◆ YOUR GOAL ◆
Please go through the listing below and count the lines where the string "Avast" appears. Answer with the number only.

--- --- ---

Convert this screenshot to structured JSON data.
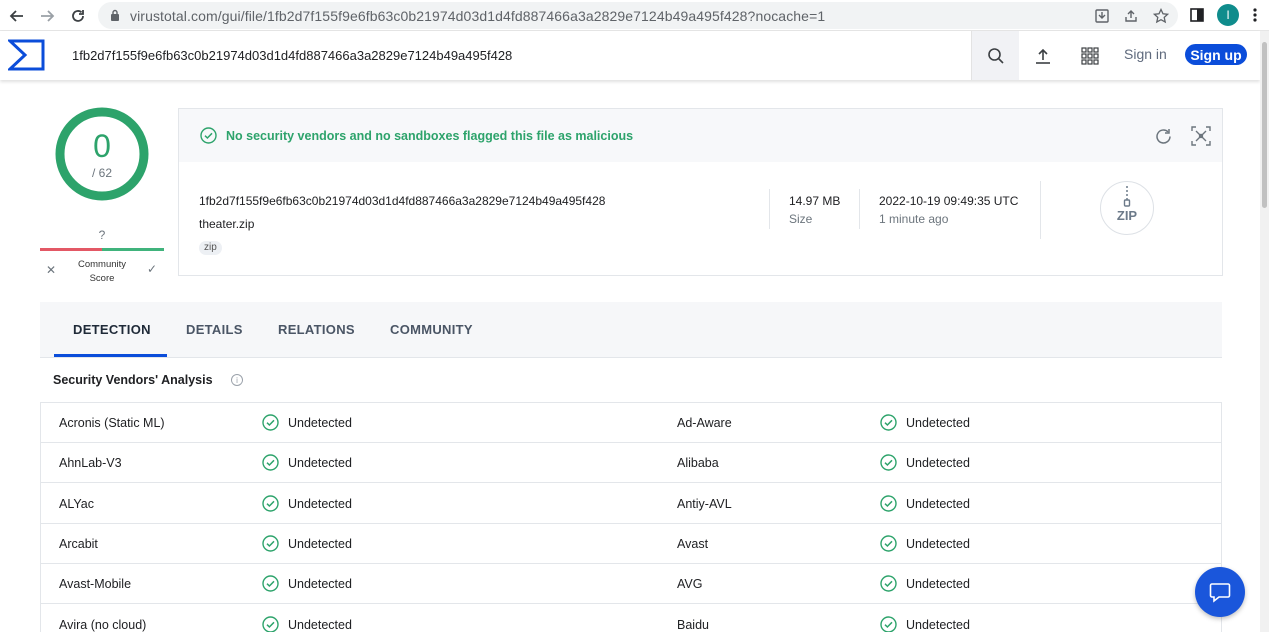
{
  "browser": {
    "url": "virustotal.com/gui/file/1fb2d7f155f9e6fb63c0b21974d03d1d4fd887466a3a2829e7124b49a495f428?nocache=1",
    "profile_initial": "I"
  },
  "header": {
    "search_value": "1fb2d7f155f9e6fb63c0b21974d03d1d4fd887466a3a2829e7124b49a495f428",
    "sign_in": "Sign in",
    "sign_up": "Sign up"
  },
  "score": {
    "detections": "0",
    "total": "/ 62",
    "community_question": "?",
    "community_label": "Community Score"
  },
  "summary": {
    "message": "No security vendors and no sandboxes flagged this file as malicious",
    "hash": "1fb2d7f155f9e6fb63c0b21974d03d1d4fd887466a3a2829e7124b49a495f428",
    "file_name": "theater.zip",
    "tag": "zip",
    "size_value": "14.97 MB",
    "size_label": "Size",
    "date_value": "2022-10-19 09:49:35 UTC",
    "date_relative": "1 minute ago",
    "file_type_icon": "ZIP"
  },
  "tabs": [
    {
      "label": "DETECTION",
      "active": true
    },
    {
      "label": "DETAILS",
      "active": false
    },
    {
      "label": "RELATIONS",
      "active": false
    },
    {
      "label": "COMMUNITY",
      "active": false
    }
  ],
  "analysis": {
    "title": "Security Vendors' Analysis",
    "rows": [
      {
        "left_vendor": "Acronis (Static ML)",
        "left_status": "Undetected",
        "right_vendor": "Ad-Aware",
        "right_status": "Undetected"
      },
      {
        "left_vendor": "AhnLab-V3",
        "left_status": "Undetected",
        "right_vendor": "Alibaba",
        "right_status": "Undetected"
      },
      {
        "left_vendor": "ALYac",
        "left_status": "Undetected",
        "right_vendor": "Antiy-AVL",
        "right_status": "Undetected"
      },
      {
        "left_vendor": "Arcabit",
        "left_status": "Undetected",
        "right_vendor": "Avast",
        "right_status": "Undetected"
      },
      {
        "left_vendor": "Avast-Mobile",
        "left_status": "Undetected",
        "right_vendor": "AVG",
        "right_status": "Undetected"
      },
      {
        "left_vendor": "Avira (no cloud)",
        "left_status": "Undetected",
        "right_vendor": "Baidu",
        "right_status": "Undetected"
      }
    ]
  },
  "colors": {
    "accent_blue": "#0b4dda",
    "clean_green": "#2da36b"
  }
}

--- --- ---

◆ OUTPUT OF THE TASK ◆
2